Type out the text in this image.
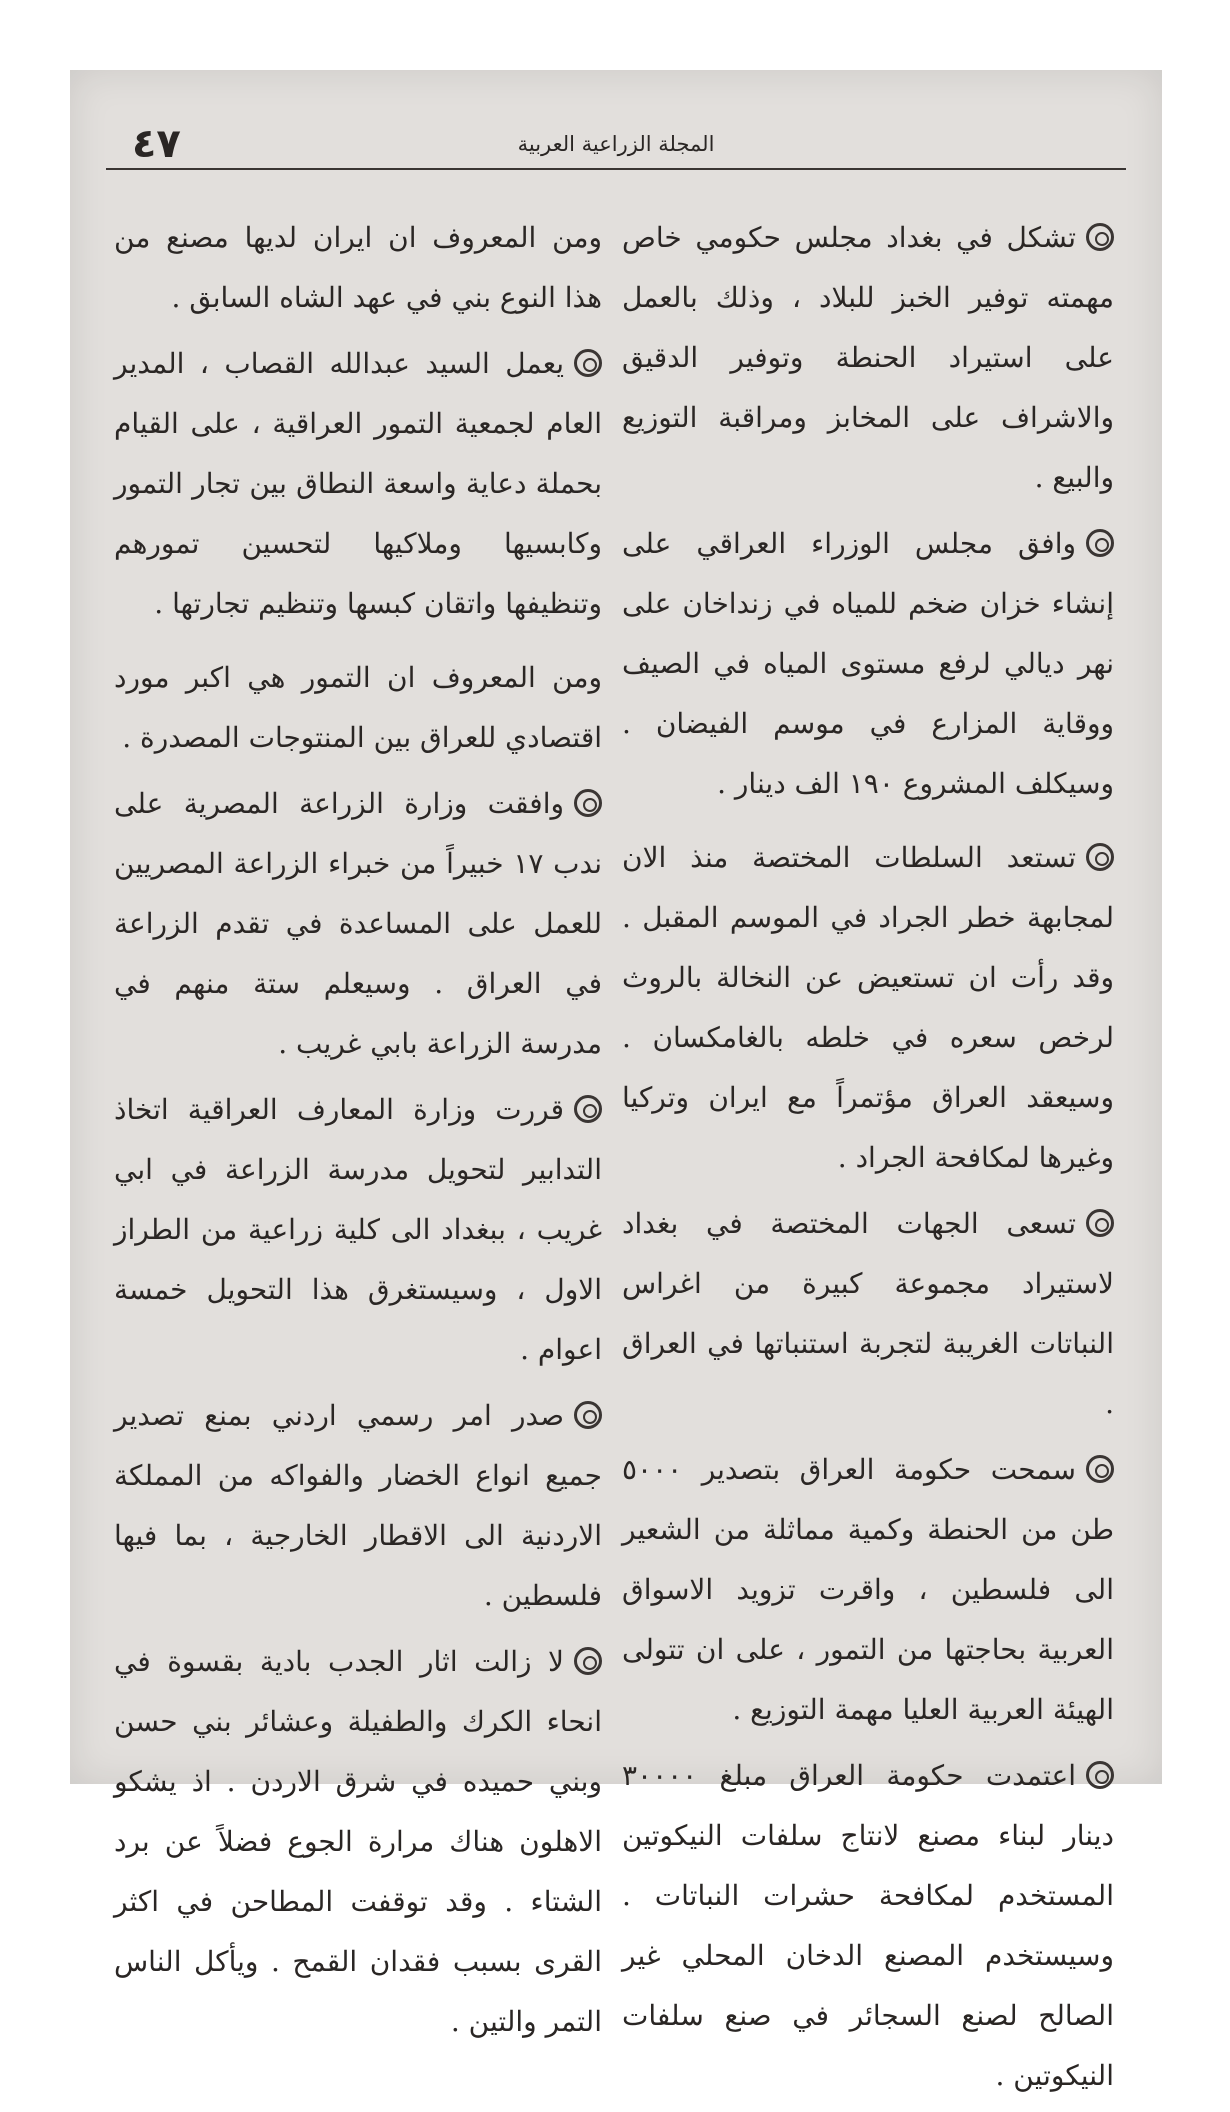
٤٧	المجلة الزراعية العربية

تشكل في بغداد مجلس حكومي خاص مهمته توفير الخبز للبلاد ، وذلك بالعمل على استيراد الحنطة وتوفير الدقيق والاشراف على المخابز ومراقبة التوزيع والبيع .

وافق مجلس الوزراء العراقي على إنشاء خزان ضخم للمياه في زنداخان على نهر ديالي لرفع مستوى المياه في الصيف ووقاية المزارع في موسم الفيضان . وسيكلف المشروع ١٩٠ الف دينار .

تستعد السلطات المختصة منذ الان لمجابهة خطر الجراد في الموسم المقبل . وقد رأت ان تستعيض عن النخالة بالروث لرخص سعره في خلطه بالغامكسان . وسيعقد العراق مؤتمراً مع ايران وتركيا وغيرها لمكافحة الجراد .

تسعى الجهات المختصة في بغداد لاستيراد مجموعة كبيرة من اغراس النباتات الغريبة لتجربة استنباتها في العراق .

سمحت حكومة العراق بتصدير ٥٠٠٠ طن من الحنطة وكمية مماثلة من الشعير الى فلسطين ، واقرت تزويد الاسواق العربية بحاجتها من التمور ، على ان تتولى الهيئة العربية العليا مهمة التوزيع .

اعتمدت حكومة العراق مبلغ ٣٠٠٠٠ دينار لبناء مصنع لانتاج سلفات النيكوتين المستخدم لمكافحة حشرات النباتات . وسيستخدم المصنع الدخان المحلي غير الصالح لصنع السجائر في صنع سلفات النيكوتين .

ومن المعروف ان ايران لديها مصنع من هذا النوع بني في عهد الشاه السابق .

يعمل السيد عبدالله القصاب ، المدير العام لجمعية التمور العراقية ، على القيام بحملة دعاية واسعة النطاق بين تجار التمور وكابسيها وملاكيها لتحسين تمورهم وتنظيفها واتقان كبسها وتنظيم تجارتها .

ومن المعروف ان التمور هي اكبر مورد اقتصادي للعراق بين المنتوجات المصدرة .

وافقت وزارة الزراعة المصرية على ندب ١٧ خبيراً من خبراء الزراعة المصريين للعمل على المساعدة في تقدم الزراعة في العراق . وسيعلم ستة منهم في مدرسة الزراعة بابي غريب .

قررت وزارة المعارف العراقية اتخاذ التدابير لتحويل مدرسة الزراعة في ابي غريب ، ببغداد الى كلية زراعية من الطراز الاول ، وسيستغرق هذا التحويل خمسة اعوام .

صدر امر رسمي اردني بمنع تصدير جميع انواع الخضار والفواكه من المملكة الاردنية الى الاقطار الخارجية ، بما فيها فلسطين .

لا زالت اثار الجدب بادية بقسوة في انحاء الكرك والطفيلة وعشائر بني حسن وبني حميده في شرق الاردن . اذ يشكو الاهلون هناك مرارة الجوع فضلاً عن برد الشتاء . وقد توقفت المطاحن في اكثر القرى بسبب فقدان القمح . ويأكل الناس التمر والتين .
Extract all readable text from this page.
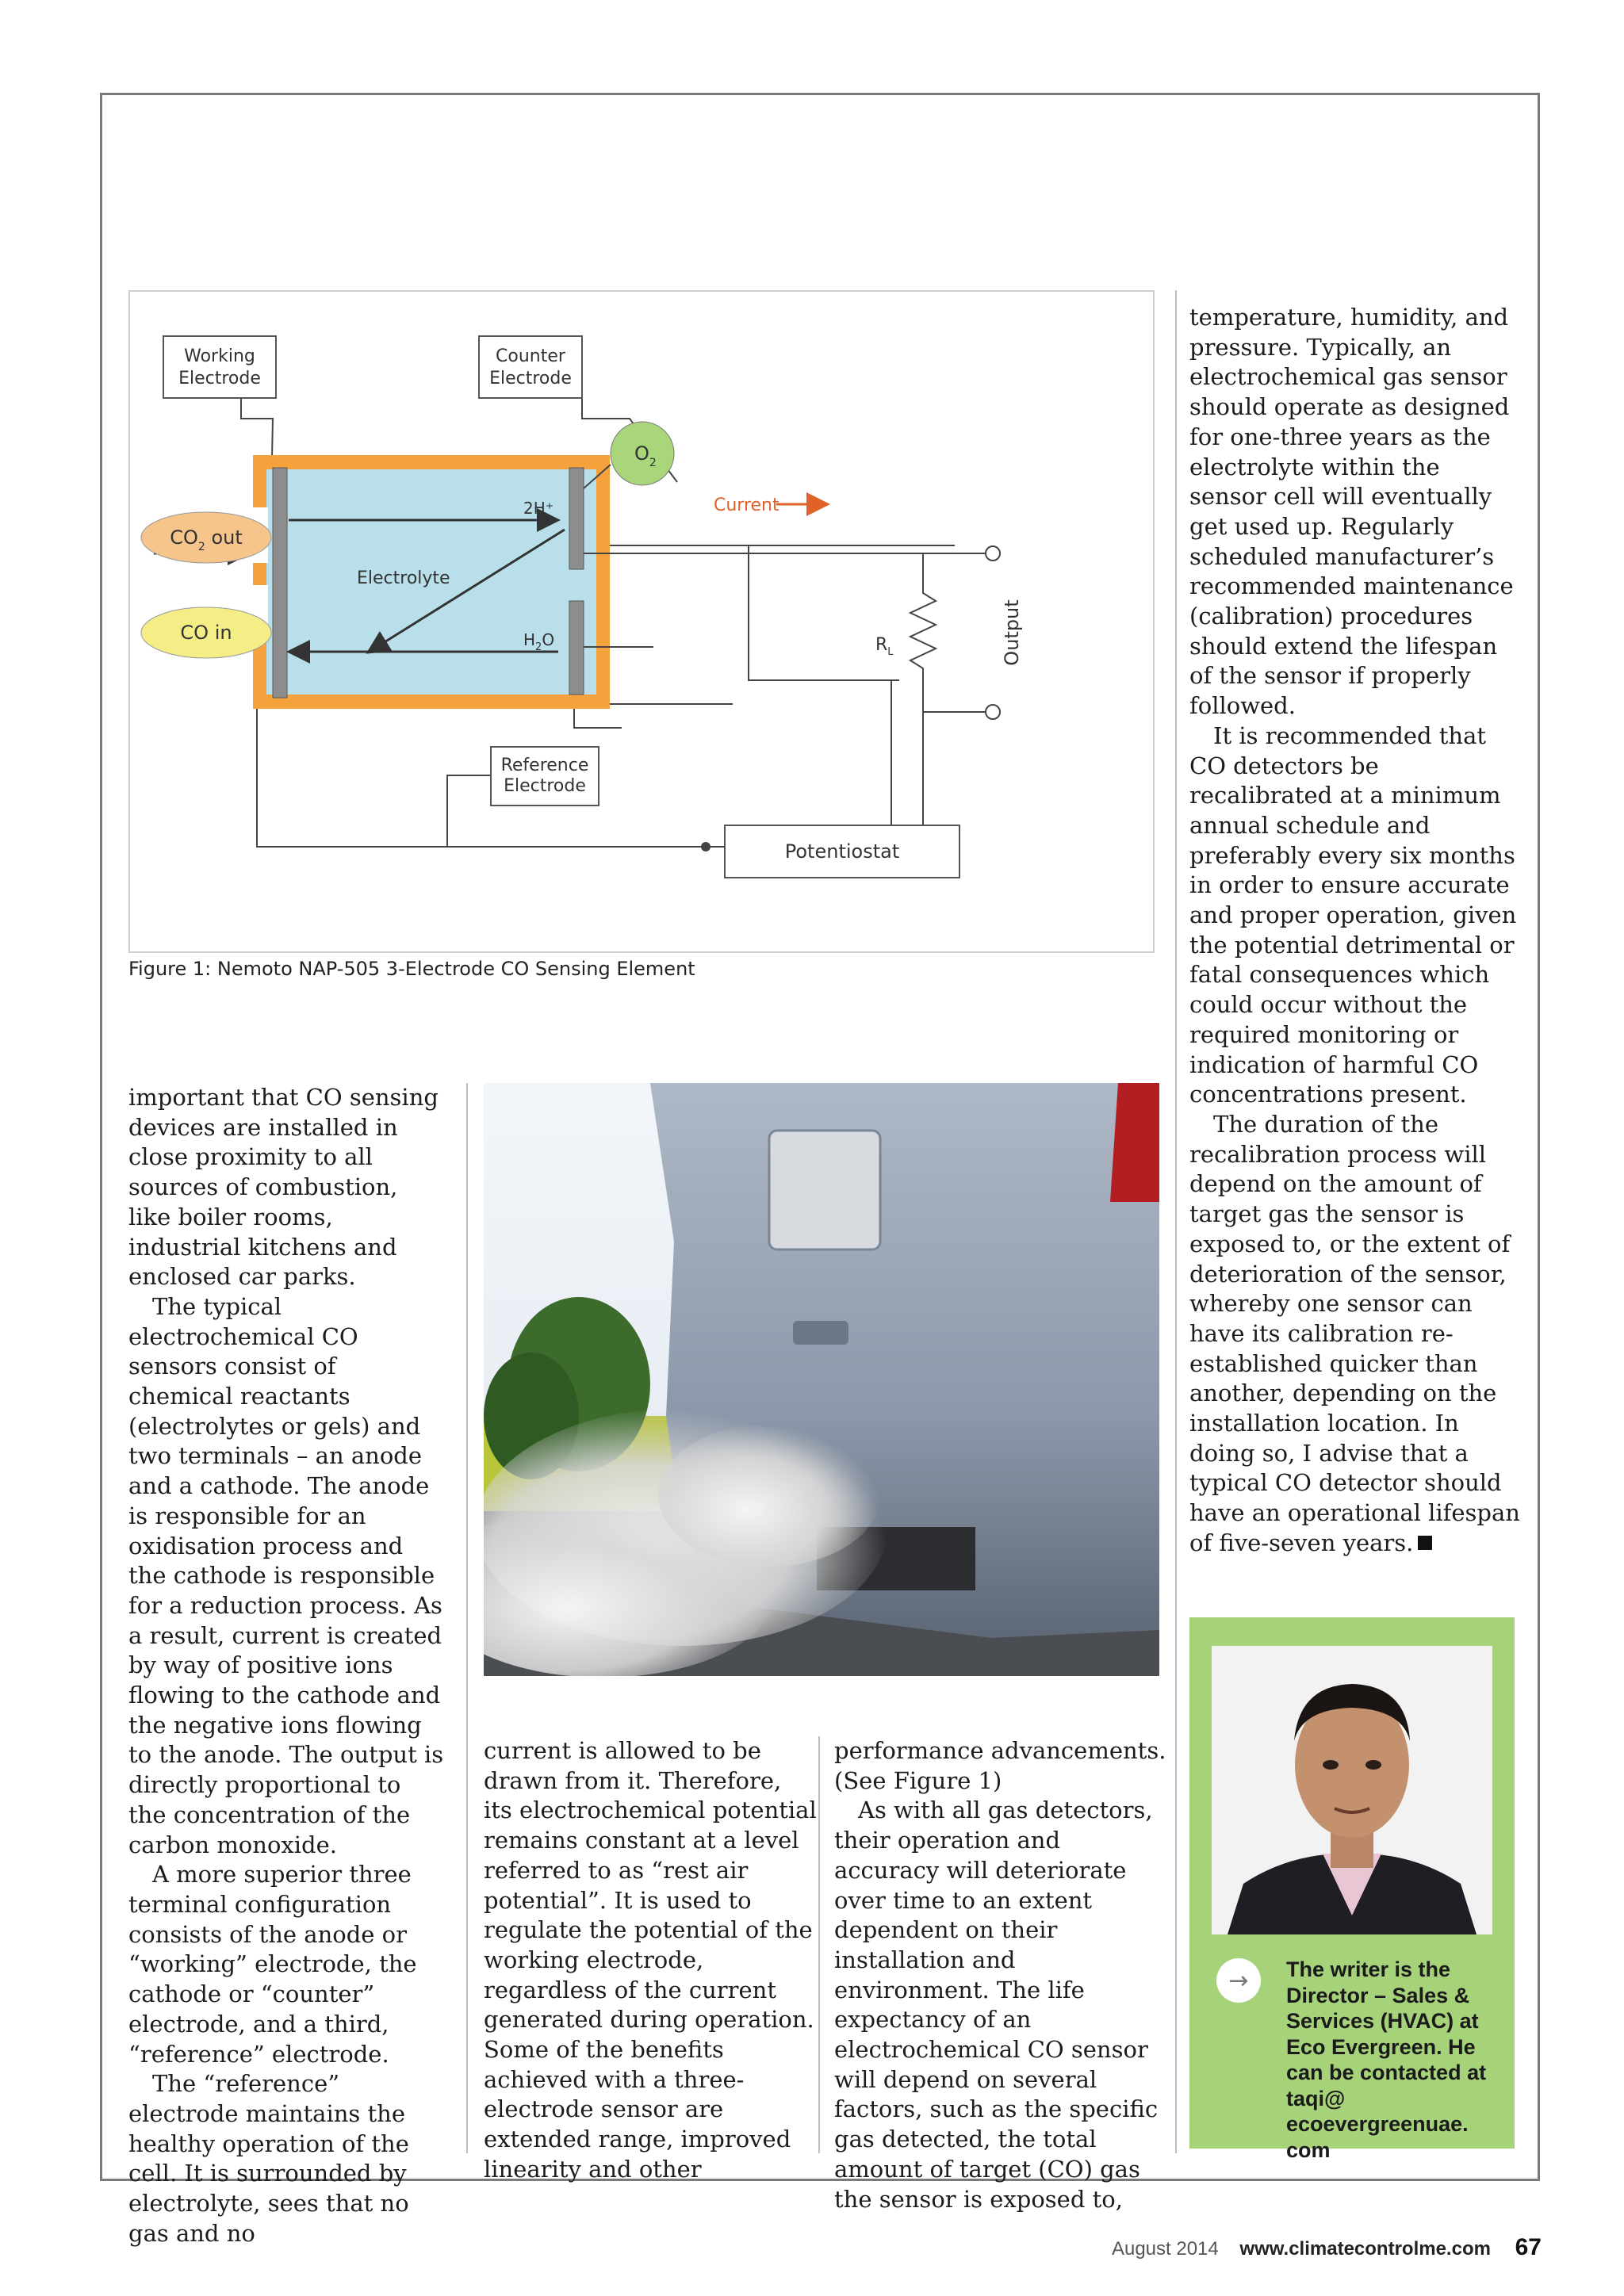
Working
Electrode
Counter
Electrode
Reference
Electrode
$O_2$
$CO_2$ out
CO in
2H⁺
Electrolyte
$H_2O$
Current
$R_L$	Output
Potentiostat
Figure 1: Nemoto NAP-505 3-Electrode CO Sensing Element

important that CO sensing devices are installed in close proximity to all sources of combustion, like boiler rooms, industrial kitchens and enclosed car parks.

The typical electrochemical CO sensors consist of chemical reactants (electrolytes or gels) and two terminals – an anode and a cathode. The anode is responsible for an oxidisation process and the cathode is responsible for a reduction process. As a result, current is created by way of positive ions flowing to the cathode and the negative ions flowing to the anode. The output is directly proportional to the concentration of the carbon monoxide.

A more superior three terminal configuration consists of the anode or “working” electrode, the cathode or “counter” electrode, and a third, “reference” electrode.

The “reference” electrode maintains the healthy operation of the cell. It is surrounded by electrolyte, sees that no gas and no

current is allowed to be drawn from it. Therefore, its electrochemical potential remains constant at a level referred to as “rest air potential”. It is used to regulate the potential of the working electrode, regardless of the current generated during operation. Some of the benefits achieved with a three-electrode sensor are extended range, improved linearity and other

performance advancements. (See Figure 1)

As with all gas detectors, their operation and accuracy will deteriorate over time to an extent dependent on their installation and environment. The life expectancy of an electrochemical CO sensor will depend on several factors, such as the specific gas detected, the total amount of target (CO) gas the sensor is exposed to,

temperature, humidity, and pressure. Typically, an electrochemical gas sensor should operate as designed for one-three years as the electrolyte within the sensor cell will eventually get used up. Regularly scheduled manufacturer’s recommended maintenance (calibration) procedures should extend the lifespan of the sensor if properly followed.

It is recommended that CO detectors be recalibrated at a minimum annual schedule and preferably every six months in order to ensure accurate and proper operation, given the potential detrimental or fatal consequences which could occur without the required monitoring or indication of harmful CO concentrations present.

The duration of the recalibration process will depend on the amount of target gas the sensor is exposed to, or the extent of deterioration of the sensor, whereby one sensor can have its calibration re-established quicker than another, depending on the installation location. In doing so, I advise that a typical CO detector should have an operational lifespan of five-seven years.

→	The writer is the Director – Sales & Services (HVAC) at Eco Evergreen. He can be contacted at taqi@ ecoevergreenuae. com

August 2014 www.climatecontrolme.com 67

# EXERCISE INSTRUCTIONS
Which lines hold the word "electrochemical"? Return all of them from the records above.

# ANSWER BELOW
The typical electrochemical CO sensors consist of chemical reactants (electrolytes or gels) and two terminals – an anode and a cathode. The anode is responsible for an oxidisation process and the cathode is responsible for a reduction process. As a result, current is created by way of positive ions flowing to the cathode and the negative ions flowing to the anode. The output is directly proportional to the concentration of the carbon monoxide.
current is allowed to be drawn from it. Therefore, its electrochemical potential remains constant at a level referred to as “rest air potential”. It is used to regulate the potential of the working electrode, regardless of the current generated during operation. Some of the benefits achieved with a three-electrode sensor are extended range, improved linearity and other
As with all gas detectors, their operation and accuracy will deteriorate over time to an extent dependent on their installation and environment. The life expectancy of an electrochemical CO sensor will depend on several factors, such as the specific gas detected, the total amount of target (CO) gas the sensor is exposed to,
temperature, humidity, and pressure. Typically, an electrochemical gas sensor should operate as designed for one-three years as the electrolyte within the sensor cell will eventually get used up. Regularly scheduled manufacturer’s recommended maintenance (calibration) procedures should extend the lifespan of the sensor if properly followed.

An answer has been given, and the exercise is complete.